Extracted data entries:
--------------------------------------------------
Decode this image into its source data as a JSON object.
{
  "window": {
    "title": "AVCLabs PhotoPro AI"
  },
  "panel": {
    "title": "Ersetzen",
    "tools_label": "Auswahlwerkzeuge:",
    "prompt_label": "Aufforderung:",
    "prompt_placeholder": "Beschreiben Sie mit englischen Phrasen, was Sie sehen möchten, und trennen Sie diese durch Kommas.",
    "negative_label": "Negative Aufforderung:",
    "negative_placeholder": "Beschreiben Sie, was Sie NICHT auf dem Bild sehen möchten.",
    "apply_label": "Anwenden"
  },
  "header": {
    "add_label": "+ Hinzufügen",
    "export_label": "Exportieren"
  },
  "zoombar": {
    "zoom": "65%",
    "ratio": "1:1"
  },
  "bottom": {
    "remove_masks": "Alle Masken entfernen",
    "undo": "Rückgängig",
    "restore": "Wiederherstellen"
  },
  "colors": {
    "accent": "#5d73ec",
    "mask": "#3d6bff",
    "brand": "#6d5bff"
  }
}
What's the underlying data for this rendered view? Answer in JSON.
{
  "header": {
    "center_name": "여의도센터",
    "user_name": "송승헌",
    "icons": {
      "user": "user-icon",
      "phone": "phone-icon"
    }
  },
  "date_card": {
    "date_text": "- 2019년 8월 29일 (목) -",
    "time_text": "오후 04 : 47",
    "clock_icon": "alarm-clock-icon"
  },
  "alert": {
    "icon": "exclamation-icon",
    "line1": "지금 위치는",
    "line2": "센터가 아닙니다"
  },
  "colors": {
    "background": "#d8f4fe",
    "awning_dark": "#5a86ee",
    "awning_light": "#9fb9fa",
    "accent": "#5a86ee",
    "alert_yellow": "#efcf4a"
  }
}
--------------------------------------------------
Write the material out exactly, with nothing left out.

Decode this image into its source data as a JSON object.
{
  "window": {
    "title": "AVCLabs PhotoPro AI"
  },
  "panel": {
    "title": "Ersetzen",
    "tools_label": "Auswahlwerkzeuge:",
    "prompt_label": "Aufforderung:",
    "prompt_placeholder": "Beschreiben Sie mit englischen Phrasen, was Sie sehen möchten, und trennen Sie diese durch Kommas.",
    "negative_label": "Negative Aufforderung:",
    "negative_placeholder": "Beschreiben Sie, was Sie NICHT auf dem Bild sehen möchten.",
    "apply_label": "Anwenden"
  },
  "header": {
    "add_label": "+ Hinzufügen",
    "export_label": "Exportieren"
  },
  "zoombar": {
    "zoom": "65%",
    "ratio": "1:1"
  },
  "bottom": {
    "remove_masks": "Alle Masken entfernen",
    "undo": "Rückgängig",
    "restore": "Wiederherstellen"
  },
  "colors": {
    "accent": "#5d73ec",
    "mask": "#3d6bff",
    "brand": "#6d5bff"
  }
}
What's the underlying data for this rendered view? Answer in JSON.
{
  "header": {
    "center_name": "여의도센터",
    "user_name": "송승헌",
    "icons": {
      "user": "user-icon",
      "phone": "phone-icon"
    }
  },
  "date_card": {
    "date_text": "- 2019년 8월 29일 (목) -",
    "time_text": "오후 04 : 47",
    "clock_icon": "alarm-clock-icon"
  },
  "alert": {
    "icon": "exclamation-icon",
    "line1": "지금 위치는",
    "line2": "센터가 아닙니다"
  },
  "colors": {
    "background": "#d8f4fe",
    "awning_dark": "#5a86ee",
    "awning_light": "#9fb9fa",
    "accent": "#5a86ee",
    "alert_yellow": "#efcf4a"
  }
}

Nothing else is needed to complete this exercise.